Copy each line of the entries that contains the word "this".

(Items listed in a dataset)

————————

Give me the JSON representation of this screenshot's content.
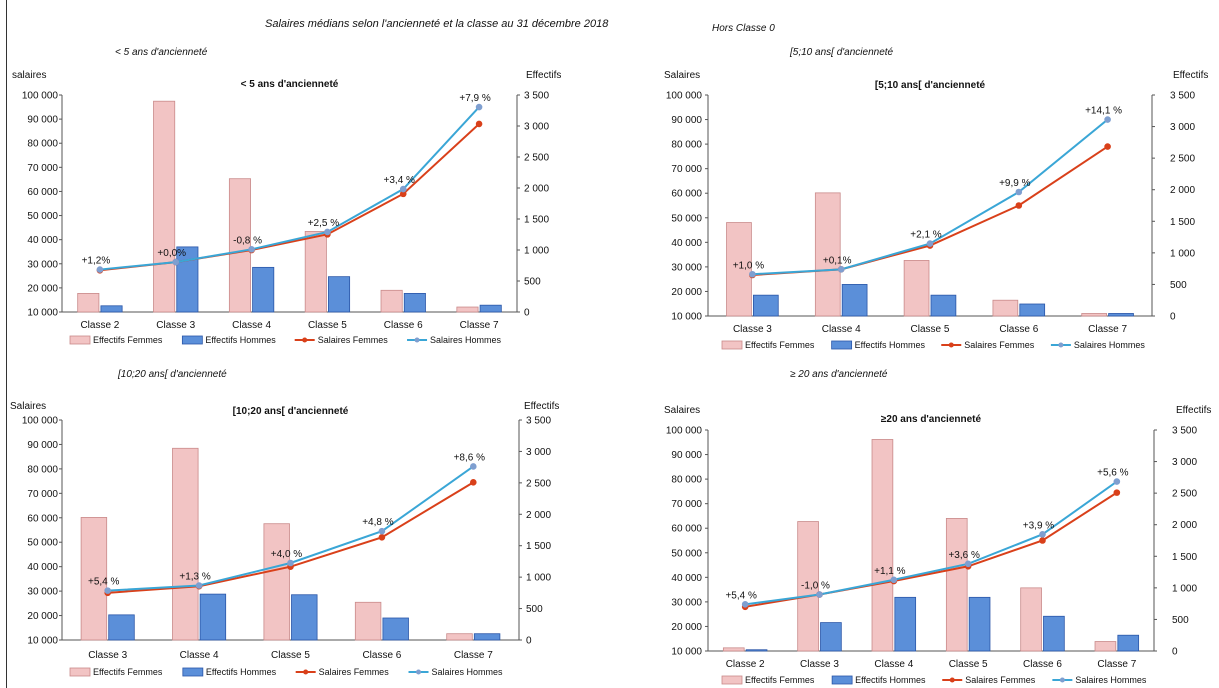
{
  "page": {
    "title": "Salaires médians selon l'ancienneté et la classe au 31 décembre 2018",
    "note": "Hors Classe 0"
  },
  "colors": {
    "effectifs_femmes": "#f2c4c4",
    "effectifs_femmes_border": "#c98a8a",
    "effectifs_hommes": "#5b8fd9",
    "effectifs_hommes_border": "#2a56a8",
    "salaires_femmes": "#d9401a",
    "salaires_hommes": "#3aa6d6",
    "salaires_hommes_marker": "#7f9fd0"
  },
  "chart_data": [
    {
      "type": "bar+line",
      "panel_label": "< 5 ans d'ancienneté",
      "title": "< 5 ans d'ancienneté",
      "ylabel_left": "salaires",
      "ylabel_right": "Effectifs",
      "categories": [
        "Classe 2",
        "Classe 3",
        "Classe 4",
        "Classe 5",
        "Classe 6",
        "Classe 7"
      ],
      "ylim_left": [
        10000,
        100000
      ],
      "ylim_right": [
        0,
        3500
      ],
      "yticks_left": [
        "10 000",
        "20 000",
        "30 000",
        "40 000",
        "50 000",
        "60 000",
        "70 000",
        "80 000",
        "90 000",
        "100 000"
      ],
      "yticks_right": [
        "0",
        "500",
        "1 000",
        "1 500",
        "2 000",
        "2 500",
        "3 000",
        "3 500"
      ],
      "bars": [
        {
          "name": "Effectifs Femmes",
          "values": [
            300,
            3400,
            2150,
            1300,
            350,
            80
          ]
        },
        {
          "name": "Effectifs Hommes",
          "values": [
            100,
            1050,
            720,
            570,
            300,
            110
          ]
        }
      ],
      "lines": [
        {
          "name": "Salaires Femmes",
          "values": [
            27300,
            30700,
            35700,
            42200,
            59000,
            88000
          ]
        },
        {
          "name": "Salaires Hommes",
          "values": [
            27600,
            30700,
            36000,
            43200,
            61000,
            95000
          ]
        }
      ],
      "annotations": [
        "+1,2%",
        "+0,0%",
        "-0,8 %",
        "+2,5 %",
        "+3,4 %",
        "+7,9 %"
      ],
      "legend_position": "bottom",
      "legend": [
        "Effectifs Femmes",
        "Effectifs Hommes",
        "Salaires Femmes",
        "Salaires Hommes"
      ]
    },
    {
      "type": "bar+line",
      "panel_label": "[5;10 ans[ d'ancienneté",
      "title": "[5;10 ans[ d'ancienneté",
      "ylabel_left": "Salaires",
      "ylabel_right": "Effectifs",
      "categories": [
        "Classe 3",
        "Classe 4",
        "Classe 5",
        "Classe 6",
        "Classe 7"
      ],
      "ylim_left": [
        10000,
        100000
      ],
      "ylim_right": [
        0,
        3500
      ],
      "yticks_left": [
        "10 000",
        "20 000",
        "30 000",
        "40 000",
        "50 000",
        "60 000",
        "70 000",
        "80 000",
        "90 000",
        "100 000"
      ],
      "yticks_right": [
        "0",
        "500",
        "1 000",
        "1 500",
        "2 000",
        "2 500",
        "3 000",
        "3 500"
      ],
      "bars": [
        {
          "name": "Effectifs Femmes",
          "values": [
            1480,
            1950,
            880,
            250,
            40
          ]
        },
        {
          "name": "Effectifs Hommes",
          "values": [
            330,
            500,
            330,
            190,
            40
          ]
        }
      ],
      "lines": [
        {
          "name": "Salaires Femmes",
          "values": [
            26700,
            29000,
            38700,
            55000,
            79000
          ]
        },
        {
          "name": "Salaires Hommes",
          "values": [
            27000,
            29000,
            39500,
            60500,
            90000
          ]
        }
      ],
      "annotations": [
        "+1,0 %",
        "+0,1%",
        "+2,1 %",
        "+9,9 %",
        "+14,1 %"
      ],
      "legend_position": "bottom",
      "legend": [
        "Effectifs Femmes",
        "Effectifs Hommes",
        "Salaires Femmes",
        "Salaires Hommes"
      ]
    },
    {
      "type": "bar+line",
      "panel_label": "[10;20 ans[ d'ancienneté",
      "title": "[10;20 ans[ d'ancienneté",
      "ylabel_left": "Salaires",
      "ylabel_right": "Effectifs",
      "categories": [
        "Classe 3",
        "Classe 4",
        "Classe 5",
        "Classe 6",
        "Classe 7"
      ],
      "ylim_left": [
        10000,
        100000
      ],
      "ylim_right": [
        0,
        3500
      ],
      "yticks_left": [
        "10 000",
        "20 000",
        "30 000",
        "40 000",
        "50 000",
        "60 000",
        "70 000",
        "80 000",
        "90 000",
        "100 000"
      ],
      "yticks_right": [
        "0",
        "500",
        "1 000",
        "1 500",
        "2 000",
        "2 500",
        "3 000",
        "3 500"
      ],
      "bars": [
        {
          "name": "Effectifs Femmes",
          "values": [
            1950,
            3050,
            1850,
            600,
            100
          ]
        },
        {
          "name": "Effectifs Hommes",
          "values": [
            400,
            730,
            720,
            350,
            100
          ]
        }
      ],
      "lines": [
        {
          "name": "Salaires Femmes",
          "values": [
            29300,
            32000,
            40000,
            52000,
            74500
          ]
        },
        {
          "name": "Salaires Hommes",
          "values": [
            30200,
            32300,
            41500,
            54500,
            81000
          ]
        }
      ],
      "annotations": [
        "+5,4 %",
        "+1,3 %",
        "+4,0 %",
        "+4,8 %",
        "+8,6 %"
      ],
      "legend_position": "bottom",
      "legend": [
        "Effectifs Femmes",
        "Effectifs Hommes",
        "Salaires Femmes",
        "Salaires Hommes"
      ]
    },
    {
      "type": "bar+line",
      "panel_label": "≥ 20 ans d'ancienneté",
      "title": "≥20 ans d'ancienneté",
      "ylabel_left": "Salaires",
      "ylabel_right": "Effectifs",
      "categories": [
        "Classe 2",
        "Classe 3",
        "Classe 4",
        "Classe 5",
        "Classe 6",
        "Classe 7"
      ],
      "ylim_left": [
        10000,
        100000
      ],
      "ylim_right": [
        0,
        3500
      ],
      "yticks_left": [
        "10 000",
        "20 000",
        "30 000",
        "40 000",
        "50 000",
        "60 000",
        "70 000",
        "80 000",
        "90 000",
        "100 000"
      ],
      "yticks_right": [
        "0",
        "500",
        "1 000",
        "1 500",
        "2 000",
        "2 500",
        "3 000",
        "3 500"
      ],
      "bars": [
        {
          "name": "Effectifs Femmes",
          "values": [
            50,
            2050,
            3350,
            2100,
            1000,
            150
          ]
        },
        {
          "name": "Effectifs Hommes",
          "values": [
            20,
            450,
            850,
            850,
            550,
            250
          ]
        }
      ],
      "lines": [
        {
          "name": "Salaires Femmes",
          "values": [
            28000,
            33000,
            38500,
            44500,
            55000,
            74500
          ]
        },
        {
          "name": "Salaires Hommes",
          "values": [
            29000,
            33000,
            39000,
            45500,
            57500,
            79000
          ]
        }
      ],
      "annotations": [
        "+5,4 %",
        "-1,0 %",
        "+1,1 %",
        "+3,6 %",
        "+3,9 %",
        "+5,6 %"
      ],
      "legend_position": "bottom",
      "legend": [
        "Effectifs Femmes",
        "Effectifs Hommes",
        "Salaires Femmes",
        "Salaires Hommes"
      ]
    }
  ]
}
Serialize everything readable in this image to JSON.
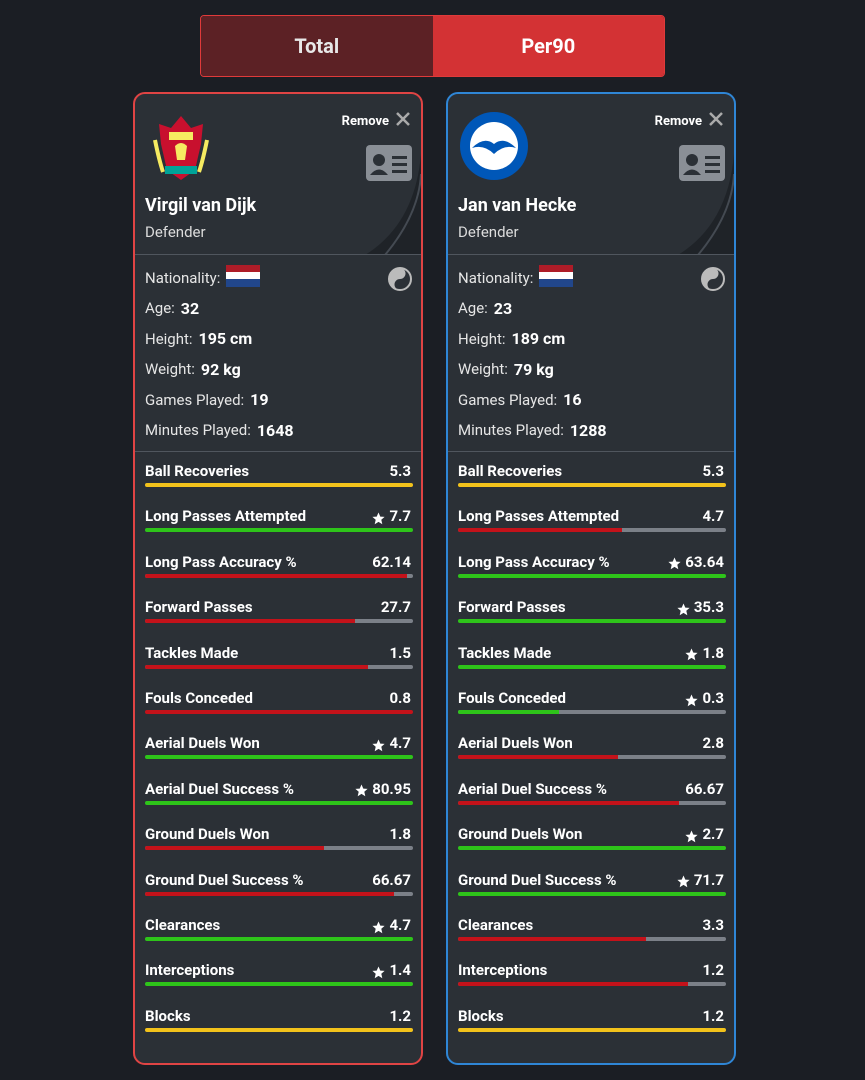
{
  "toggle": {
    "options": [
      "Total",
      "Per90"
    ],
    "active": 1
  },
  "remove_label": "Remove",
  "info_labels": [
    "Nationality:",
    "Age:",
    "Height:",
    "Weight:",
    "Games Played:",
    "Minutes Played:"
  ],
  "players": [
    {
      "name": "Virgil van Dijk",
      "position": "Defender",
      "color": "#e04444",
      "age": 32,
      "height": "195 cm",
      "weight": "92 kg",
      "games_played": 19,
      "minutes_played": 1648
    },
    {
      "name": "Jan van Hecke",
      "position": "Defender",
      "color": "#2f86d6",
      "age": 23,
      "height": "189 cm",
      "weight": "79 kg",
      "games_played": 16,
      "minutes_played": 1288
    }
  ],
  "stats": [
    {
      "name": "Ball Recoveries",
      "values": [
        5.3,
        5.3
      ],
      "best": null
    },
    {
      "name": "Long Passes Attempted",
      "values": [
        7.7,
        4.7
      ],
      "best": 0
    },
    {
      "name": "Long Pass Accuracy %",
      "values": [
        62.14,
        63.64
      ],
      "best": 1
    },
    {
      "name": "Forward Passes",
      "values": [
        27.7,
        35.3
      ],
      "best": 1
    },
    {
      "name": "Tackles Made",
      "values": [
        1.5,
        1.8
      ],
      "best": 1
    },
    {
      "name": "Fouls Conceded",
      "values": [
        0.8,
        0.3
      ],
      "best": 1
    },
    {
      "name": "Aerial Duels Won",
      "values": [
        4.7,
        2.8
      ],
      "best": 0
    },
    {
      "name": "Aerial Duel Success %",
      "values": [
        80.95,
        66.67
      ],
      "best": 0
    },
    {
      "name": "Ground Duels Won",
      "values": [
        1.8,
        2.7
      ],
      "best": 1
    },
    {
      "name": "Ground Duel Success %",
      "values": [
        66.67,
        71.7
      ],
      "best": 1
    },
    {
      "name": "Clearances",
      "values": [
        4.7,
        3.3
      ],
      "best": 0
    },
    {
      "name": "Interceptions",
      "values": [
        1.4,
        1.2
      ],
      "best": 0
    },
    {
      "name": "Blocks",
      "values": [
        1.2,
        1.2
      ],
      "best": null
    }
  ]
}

————————

Exercise result:
Give me the JSON representation of this screenshot's content.
Serialize everything readable in this image to JSON.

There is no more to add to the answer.